▸ **Passage given**
Mirrors can represent truth back to us. Do you see yourself reflected in your training? What is reflected?


The mirror or kagami 鏡 plays a crucial role in Japanese culture. It is one of three Imperial relics handed down from the gods along with the sword and jewel. It was hung from a tree to lure the sun godess Amaterasu out from hiding in a cave. Her brother Susano-o had filled the world with darkness and storms, but when she peeked out and saw her own reflection of light, she felt safe.

Soke has mentioned the idea that training is a process that polishes our hearts till they reflect one another purely. As you would polish a bronze mirror.

The Kamidana we pay our respects to in the dojo has a mirror in the shrine to attract the Kami residing in its reflection. Mirrors are significant in Shinto as the reflective surfaces are thought capable of revealing without prejudice the true aspect of any person or object placed before them.

The word kagami also has a different kanji which means: to take warning or learn a lesson from. If we take the 'ga' (self, ego) out of the word kagami we end up having the word "kami" which is spirit.

And what reflection does Soke see? He says that: "Soke signifies nothingness, zero, emptiness, void. Something that exists, and yet does not. The Soke is just an ordinary person, and yet, somehow, he is someone who is living his life according to some invisible divine command. You see, I do not live by my conscious mind, not at all, so that whatever I have thought up till now can just suddenly change in my mind, though it is not a consciously engineered change."

▸ **Dataset rows**
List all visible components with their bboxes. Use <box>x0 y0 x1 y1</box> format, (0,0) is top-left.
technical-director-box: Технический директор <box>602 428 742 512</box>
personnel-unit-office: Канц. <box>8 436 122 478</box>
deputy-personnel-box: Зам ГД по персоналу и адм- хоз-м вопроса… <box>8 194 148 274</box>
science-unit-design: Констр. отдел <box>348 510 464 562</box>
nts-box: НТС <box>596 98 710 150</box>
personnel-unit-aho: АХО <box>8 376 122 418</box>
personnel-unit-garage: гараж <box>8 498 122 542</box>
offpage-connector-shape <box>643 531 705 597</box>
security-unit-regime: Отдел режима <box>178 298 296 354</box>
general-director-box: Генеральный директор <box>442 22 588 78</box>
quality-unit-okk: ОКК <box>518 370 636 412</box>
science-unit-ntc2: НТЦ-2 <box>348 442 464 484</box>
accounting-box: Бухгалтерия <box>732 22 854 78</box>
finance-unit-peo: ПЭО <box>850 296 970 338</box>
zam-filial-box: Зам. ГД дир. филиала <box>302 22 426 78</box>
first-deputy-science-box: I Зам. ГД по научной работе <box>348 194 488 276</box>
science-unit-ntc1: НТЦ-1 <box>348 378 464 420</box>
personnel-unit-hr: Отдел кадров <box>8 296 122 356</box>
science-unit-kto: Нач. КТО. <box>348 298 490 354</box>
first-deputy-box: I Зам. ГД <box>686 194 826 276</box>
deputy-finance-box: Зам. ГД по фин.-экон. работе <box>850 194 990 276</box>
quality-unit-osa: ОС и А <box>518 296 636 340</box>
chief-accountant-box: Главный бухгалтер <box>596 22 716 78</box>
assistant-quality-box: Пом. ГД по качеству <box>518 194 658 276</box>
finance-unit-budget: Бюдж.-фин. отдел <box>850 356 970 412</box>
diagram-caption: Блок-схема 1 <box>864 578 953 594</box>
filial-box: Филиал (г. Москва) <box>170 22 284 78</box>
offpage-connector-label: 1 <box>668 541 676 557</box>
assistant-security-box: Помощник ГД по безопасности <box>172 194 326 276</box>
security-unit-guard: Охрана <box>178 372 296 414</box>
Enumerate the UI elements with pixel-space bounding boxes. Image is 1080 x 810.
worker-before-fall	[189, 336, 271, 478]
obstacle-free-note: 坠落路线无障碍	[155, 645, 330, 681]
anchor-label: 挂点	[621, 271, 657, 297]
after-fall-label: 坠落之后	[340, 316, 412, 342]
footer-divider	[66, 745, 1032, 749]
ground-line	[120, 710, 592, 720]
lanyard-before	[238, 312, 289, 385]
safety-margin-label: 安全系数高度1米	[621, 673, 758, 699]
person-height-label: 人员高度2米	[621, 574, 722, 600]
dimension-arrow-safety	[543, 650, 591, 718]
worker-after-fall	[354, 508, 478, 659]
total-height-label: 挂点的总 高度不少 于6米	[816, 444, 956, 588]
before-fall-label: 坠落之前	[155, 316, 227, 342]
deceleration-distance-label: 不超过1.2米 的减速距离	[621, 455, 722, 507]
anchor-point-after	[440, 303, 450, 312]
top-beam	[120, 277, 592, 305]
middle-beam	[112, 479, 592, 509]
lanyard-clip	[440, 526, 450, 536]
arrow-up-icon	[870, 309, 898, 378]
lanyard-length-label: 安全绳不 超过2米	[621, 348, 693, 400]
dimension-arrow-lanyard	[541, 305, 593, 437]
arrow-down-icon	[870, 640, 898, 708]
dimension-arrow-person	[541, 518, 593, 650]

▸ **Task brief**
From the kagami passage above, set down word for word the stretch that begins at the words "The mirror or" and stops after "she felt safe.".

▸ **Task output**
The mirror or kagami 鏡 plays a crucial role in Japanese culture. It is one of three Imperial relics handed down from the gods along with the sword and jewel. It was hung from a tree to lure the sun godess Amaterasu out from hiding in a cave. Her brother Susano-o had filled the world with darkness and storms, but when she peeked out and saw her own reflection of light, she felt safe.